[BEGIN Listing]

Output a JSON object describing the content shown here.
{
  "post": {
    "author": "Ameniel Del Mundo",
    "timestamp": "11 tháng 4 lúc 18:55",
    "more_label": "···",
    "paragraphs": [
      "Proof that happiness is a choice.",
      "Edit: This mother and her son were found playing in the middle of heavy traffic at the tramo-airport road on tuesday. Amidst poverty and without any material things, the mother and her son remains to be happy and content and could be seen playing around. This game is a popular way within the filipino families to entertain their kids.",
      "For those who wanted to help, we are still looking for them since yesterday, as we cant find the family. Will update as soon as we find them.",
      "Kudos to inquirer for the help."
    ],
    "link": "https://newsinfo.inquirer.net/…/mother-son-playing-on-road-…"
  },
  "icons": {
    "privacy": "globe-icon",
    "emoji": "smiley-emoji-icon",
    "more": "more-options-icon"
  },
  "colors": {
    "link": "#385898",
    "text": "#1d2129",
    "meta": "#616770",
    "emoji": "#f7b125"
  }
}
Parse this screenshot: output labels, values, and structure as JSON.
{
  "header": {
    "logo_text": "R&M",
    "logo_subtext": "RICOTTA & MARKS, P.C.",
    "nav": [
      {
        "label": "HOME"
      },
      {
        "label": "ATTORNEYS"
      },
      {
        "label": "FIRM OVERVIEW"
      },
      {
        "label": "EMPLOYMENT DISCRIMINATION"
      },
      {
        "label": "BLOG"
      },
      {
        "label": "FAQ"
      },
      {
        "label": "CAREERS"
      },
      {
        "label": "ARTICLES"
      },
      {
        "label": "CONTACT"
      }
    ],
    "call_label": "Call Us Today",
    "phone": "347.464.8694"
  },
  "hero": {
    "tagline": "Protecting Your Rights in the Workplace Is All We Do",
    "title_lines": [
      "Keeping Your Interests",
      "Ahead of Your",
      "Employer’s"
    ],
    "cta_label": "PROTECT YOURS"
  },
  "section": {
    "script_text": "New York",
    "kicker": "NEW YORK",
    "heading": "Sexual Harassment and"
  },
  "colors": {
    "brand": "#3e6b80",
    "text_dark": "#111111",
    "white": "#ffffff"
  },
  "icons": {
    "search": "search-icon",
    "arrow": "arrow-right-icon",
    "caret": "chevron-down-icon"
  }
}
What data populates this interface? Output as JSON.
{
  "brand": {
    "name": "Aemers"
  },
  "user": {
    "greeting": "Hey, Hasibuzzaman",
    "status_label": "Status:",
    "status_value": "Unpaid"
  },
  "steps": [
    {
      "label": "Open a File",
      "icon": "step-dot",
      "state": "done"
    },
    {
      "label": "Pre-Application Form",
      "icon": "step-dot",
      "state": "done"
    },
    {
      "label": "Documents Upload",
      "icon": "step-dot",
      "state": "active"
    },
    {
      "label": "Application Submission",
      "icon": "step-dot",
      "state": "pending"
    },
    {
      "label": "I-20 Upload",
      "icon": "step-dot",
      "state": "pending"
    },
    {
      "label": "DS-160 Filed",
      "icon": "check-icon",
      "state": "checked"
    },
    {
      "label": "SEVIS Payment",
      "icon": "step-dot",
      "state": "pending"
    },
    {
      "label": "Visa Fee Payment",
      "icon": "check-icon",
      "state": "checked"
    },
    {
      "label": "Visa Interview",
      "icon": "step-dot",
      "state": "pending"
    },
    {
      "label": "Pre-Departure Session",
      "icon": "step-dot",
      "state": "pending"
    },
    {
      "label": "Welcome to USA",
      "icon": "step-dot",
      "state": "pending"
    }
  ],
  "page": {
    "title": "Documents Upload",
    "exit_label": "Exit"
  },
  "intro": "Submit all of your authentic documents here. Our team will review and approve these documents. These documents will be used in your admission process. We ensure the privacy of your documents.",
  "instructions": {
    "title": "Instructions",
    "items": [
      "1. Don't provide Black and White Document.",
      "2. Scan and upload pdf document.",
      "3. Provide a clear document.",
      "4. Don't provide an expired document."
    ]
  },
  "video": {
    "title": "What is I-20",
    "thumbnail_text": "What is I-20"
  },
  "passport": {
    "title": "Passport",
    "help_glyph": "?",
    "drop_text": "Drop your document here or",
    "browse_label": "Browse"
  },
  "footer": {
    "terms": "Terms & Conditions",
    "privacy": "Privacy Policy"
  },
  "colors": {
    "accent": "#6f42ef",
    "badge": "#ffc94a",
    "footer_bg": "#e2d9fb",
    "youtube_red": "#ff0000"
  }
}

[END Listing]

Pick every line with "link" in it and copy it.

    "link": "https://newsinfo.inquirer.net/…/mother-son-playing-on-road-…"
    "link": "#385898",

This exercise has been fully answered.